→ To be done
Below are some records. Say in a single number how many of their lines include the word "уравнения".

Dataset items:
>>>

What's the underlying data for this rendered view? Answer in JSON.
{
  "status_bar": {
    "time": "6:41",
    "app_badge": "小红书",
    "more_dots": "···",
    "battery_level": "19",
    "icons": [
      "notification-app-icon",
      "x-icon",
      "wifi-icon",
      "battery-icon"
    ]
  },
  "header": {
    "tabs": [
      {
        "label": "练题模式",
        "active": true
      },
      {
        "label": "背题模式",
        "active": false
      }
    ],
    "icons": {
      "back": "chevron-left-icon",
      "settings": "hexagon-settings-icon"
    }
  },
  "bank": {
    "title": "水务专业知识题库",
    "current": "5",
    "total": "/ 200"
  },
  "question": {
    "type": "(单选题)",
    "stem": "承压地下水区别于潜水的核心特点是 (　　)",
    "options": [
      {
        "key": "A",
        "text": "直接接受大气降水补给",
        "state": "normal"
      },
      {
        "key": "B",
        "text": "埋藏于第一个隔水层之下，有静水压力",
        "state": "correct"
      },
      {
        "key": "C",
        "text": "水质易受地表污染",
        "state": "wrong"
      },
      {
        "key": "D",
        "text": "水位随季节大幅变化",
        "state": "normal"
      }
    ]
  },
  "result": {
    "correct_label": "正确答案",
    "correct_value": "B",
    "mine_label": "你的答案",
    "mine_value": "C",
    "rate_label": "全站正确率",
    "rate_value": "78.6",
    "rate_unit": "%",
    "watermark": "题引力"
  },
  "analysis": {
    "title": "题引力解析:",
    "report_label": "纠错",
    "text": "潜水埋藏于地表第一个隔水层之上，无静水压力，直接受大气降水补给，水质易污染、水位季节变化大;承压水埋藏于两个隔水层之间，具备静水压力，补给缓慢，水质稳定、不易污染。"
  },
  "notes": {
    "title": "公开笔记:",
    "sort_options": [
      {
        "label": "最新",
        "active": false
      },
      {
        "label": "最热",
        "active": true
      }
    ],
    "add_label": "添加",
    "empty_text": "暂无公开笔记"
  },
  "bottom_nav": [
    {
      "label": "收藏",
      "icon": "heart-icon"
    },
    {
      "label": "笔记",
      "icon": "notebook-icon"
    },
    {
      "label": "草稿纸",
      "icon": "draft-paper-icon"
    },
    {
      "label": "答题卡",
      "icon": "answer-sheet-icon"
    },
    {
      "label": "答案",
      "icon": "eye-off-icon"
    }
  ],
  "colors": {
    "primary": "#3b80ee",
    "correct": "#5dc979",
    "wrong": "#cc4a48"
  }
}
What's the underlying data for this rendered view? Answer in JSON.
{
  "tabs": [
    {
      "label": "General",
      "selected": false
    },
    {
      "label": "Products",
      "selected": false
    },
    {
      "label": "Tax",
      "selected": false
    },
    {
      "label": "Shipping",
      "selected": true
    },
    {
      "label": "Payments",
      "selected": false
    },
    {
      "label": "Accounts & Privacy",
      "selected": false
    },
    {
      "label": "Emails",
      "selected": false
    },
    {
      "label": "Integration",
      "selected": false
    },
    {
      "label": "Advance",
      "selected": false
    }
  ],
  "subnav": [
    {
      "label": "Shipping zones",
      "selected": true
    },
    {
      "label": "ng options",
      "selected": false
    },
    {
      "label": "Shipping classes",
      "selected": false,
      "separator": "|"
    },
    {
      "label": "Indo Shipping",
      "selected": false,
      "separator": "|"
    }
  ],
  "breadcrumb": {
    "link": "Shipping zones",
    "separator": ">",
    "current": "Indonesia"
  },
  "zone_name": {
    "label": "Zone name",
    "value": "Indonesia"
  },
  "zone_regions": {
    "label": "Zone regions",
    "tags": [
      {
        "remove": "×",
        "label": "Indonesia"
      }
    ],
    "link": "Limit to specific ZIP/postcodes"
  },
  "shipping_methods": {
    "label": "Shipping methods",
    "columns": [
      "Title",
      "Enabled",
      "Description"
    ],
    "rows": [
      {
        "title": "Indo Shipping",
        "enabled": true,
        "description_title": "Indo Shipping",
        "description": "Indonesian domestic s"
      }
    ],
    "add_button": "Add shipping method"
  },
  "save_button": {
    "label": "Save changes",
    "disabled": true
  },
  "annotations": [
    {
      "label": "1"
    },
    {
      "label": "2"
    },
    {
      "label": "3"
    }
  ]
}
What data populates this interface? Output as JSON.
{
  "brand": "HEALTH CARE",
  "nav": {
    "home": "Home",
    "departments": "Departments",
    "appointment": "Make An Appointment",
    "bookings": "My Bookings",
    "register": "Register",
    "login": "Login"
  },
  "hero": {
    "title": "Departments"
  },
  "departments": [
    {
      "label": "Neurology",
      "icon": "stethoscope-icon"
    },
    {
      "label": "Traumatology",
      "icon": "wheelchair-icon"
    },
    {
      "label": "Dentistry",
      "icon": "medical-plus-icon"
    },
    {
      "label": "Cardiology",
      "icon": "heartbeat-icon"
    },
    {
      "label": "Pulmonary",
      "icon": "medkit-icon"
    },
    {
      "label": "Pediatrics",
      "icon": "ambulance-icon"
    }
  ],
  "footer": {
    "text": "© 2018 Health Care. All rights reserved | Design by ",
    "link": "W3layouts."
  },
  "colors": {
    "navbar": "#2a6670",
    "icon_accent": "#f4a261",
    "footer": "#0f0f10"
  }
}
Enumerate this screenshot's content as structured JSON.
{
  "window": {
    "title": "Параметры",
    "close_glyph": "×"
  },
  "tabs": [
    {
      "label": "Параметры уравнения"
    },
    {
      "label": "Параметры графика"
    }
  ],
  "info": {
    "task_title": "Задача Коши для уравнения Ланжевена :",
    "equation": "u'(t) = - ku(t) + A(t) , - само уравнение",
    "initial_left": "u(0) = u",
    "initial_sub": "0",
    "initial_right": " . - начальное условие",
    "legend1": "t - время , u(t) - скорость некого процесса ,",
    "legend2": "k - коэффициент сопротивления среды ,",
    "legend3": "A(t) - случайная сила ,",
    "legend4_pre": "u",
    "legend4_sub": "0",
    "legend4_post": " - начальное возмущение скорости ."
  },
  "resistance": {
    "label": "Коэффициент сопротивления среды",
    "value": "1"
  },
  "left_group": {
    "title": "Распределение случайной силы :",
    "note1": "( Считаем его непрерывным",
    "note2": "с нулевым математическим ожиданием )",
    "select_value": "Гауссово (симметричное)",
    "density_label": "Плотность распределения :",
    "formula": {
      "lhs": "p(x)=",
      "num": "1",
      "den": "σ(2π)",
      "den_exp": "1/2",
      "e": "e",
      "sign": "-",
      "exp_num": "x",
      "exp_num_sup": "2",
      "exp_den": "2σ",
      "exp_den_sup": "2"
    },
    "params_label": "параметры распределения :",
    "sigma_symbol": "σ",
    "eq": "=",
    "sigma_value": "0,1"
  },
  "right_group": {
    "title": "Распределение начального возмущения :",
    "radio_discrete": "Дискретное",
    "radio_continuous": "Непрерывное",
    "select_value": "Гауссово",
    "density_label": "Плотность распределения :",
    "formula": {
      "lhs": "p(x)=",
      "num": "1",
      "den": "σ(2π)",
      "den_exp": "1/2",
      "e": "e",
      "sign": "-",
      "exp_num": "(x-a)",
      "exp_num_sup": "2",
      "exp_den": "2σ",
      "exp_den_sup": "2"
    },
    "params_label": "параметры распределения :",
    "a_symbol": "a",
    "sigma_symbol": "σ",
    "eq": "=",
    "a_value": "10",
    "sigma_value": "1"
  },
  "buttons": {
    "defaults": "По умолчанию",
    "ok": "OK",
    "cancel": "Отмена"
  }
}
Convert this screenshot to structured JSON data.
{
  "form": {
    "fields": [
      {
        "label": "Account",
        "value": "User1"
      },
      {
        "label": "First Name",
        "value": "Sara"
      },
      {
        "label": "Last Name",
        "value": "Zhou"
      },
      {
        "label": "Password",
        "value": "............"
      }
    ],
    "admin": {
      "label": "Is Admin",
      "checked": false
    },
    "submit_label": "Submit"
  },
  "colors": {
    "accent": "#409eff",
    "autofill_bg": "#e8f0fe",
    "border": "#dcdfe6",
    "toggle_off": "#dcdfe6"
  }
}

<<<

→ Exercise output
2